[START OF Provided records]

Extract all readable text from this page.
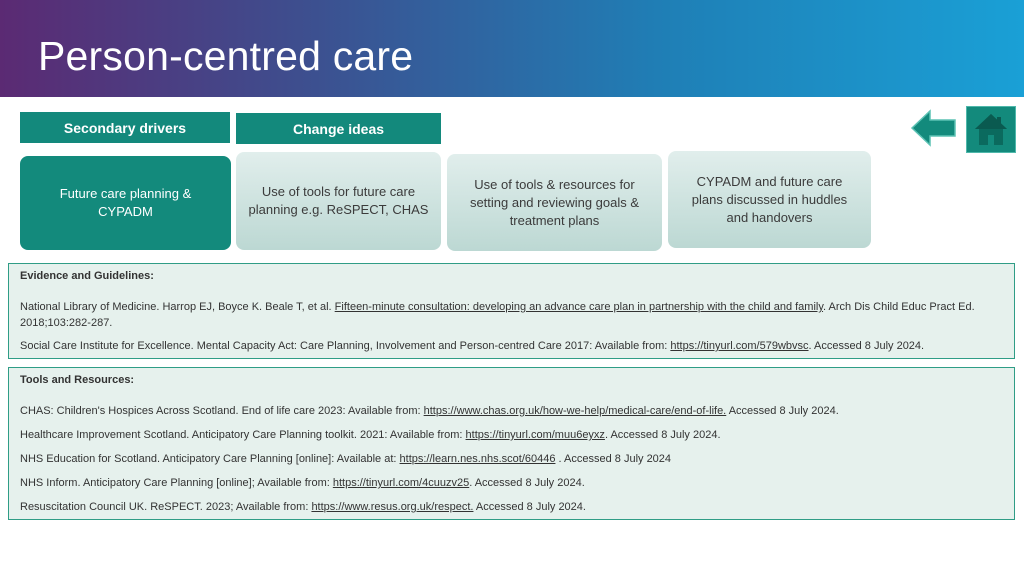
Person-centred care
Secondary drivers	Change ideas
Future care planning & CYPADM
Use of tools for future care planning e.g. ReSPECT, CHAS
Use of tools & resources for setting and reviewing goals & treatment plans
CYPADM and future care plans discussed in huddles and handovers
Evidence and Guidelines:
National Library of Medicine. Harrop EJ, Boyce K. Beale T, et al. Fifteen-minute consultation: developing an advance care plan in partnership with the child and family. Arch Dis Child Educ Pract Ed. 2018;103:282-287.
Social Care Institute for Excellence. Mental Capacity Act: Care Planning, Involvement and Person-centred Care 2017: Available from: https://tinyurl.com/579wbvsc. Accessed 8 July 2024.
Tools and Resources:
CHAS: Children's Hospices Across Scotland. End of life care 2023: Available from: https://www.chas.org.uk/how-we-help/medical-care/end-of-life. Accessed 8 July 2024.
Healthcare Improvement Scotland. Anticipatory Care Planning toolkit. 2021: Available from: https://tinyurl.com/muu6eyxz. Accessed 8 July 2024.
NHS Education for Scotland. Anticipatory Care Planning [online]: Available at: https://learn.nes.nhs.scot/60446 . Accessed 8 July 2024
NHS Inform. Anticipatory Care Planning [online]; Available from: https://tinyurl.com/4cuuzv25. Accessed 8 July 2024.
Resuscitation Council UK. ReSPECT. 2023; Available from: https://www.resus.org.uk/respect. Accessed 8 July 2024.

[END OF Provided records]

In the records above, find each line holding "ReSPECT" and copy it.

Use of tools for future care planning e.g. ReSPECT, CHAS
Resuscitation Council UK. ReSPECT. 2023; Available from: https://www.resus.org.uk/respect. Accessed 8 July 2024.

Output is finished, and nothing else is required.